◆ Records supplied
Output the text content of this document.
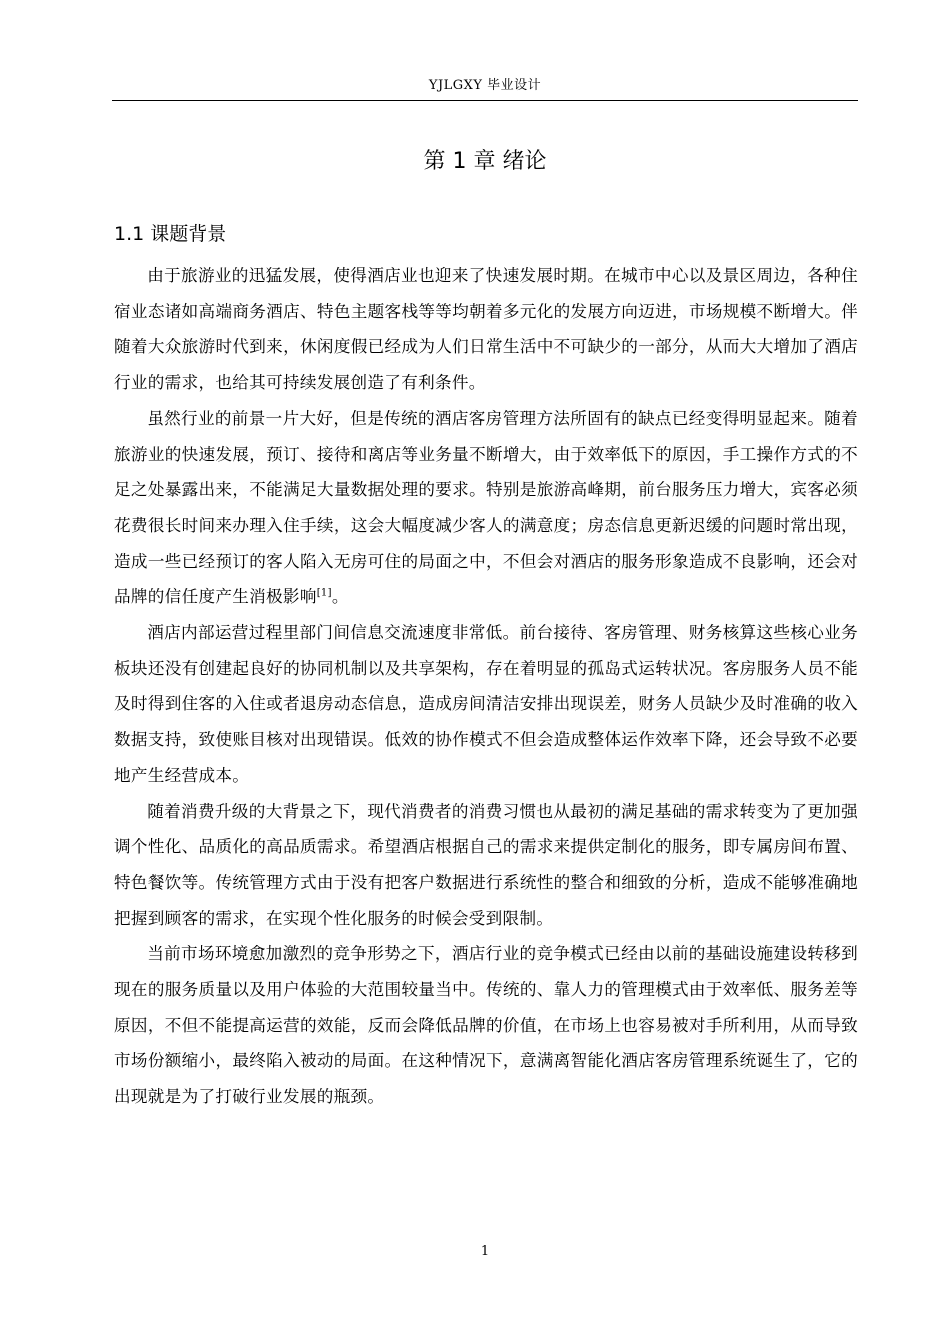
YJLGXY 毕业设计
第 1 章 绪论
1.1 课题背景

由于旅游业的迅猛发展，使得酒店业也迎来了快速发展时期。在城市中心以及景区周边，各种住宿业态诸如高端商务酒店、特色主题客栈等等均朝着多元化的发展方向迈进，市场规模不断增大。伴随着大众旅游时代到来，休闲度假已经成为人们日常生活中不可缺少的一部分，从而大大增加了酒店行业的需求，也给其可持续发展创造了有利条件。

虽然行业的前景一片大好，但是传统的酒店客房管理方法所固有的缺点已经变得明显起来。随着旅游业的快速发展，预订、接待和离店等业务量不断增大，由于效率低下的原因，手工操作方式的不足之处暴露出来，不能满足大量数据处理的要求。特别是旅游高峰期，前台服务压力增大，宾客必须花费很长时间来办理入住手续，这会大幅度减少客人的满意度；房态信息更新迟缓的问题时常出现，造成一些已经预订的客人陷入无房可住的局面之中，不但会对酒店的服务形象造成不良影响，还会对品牌的信任度产生消极影响[1]。

酒店内部运营过程里部门间信息交流速度非常低。前台接待、客房管理、财务核算这些核心业务板块还没有创建起良好的协同机制以及共享架构，存在着明显的孤岛式运转状况。客房服务人员不能及时得到住客的入住或者退房动态信息，造成房间清洁安排出现误差，财务人员缺少及时准确的收入数据支持，致使账目核对出现错误。低效的协作模式不但会造成整体运作效率下降，还会导致不必要地产生经营成本。

随着消费升级的大背景之下，现代消费者的消费习惯也从最初的满足基础的需求转变为了更加强调个性化、品质化的高品质需求。希望酒店根据自己的需求来提供定制化的服务，即专属房间布置、特色餐饮等。传统管理方式由于没有把客户数据进行系统性的整合和细致的分析，造成不能够准确地把握到顾客的需求，在实现个性化服务的时候会受到限制。

当前市场环境愈加激烈的竞争形势之下，酒店行业的竞争模式已经由以前的基础设施建设转移到现在的服务质量以及用户体验的大范围较量当中。传统的、靠人力的管理模式由于效率低、服务差等原因，不但不能提高运营的效能，反而会降低品牌的价值，在市场上也容易被对手所利用，从而导致市场份额缩小，最终陷入被动的局面。在这种情况下，意满离智能化酒店客房管理系统诞生了，它的出现就是为了打破行业发展的瓶颈。

1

◆ Written exercise
The records above need to be restated word for word, with the pictures left out.

◆ The completed task
Output the text content of this document.
YJLGXY 毕业设计
第 1 章 绪论
1.1 课题背景

由于旅游业的迅猛发展，使得酒店业也迎来了快速发展时期。在城市中心以及景区周边，各种住宿业态诸如高端商务酒店、特色主题客栈等等均朝着多元化的发展方向迈进，市场规模不断增大。伴随着大众旅游时代到来，休闲度假已经成为人们日常生活中不可缺少的一部分，从而大大增加了酒店行业的需求，也给其可持续发展创造了有利条件。

虽然行业的前景一片大好，但是传统的酒店客房管理方法所固有的缺点已经变得明显起来。随着旅游业的快速发展，预订、接待和离店等业务量不断增大，由于效率低下的原因，手工操作方式的不足之处暴露出来，不能满足大量数据处理的要求。特别是旅游高峰期，前台服务压力增大，宾客必须花费很长时间来办理入住手续，这会大幅度减少客人的满意度；房态信息更新迟缓的问题时常出现，造成一些已经预订的客人陷入无房可住的局面之中，不但会对酒店的服务形象造成不良影响，还会对品牌的信任度产生消极影响[1]。

酒店内部运营过程里部门间信息交流速度非常低。前台接待、客房管理、财务核算这些核心业务板块还没有创建起良好的协同机制以及共享架构，存在着明显的孤岛式运转状况。客房服务人员不能及时得到住客的入住或者退房动态信息，造成房间清洁安排出现误差，财务人员缺少及时准确的收入数据支持，致使账目核对出现错误。低效的协作模式不但会造成整体运作效率下降，还会导致不必要地产生经营成本。

随着消费升级的大背景之下，现代消费者的消费习惯也从最初的满足基础的需求转变为了更加强调个性化、品质化的高品质需求。希望酒店根据自己的需求来提供定制化的服务，即专属房间布置、特色餐饮等。传统管理方式由于没有把客户数据进行系统性的整合和细致的分析，造成不能够准确地把握到顾客的需求，在实现个性化服务的时候会受到限制。

当前市场环境愈加激烈的竞争形势之下，酒店行业的竞争模式已经由以前的基础设施建设转移到现在的服务质量以及用户体验的大范围较量当中。传统的、靠人力的管理模式由于效率低、服务差等原因，不但不能提高运营的效能，反而会降低品牌的价值，在市场上也容易被对手所利用，从而导致市场份额缩小，最终陷入被动的局面。在这种情况下，意满离智能化酒店客房管理系统诞生了，它的出现就是为了打破行业发展的瓶颈。

1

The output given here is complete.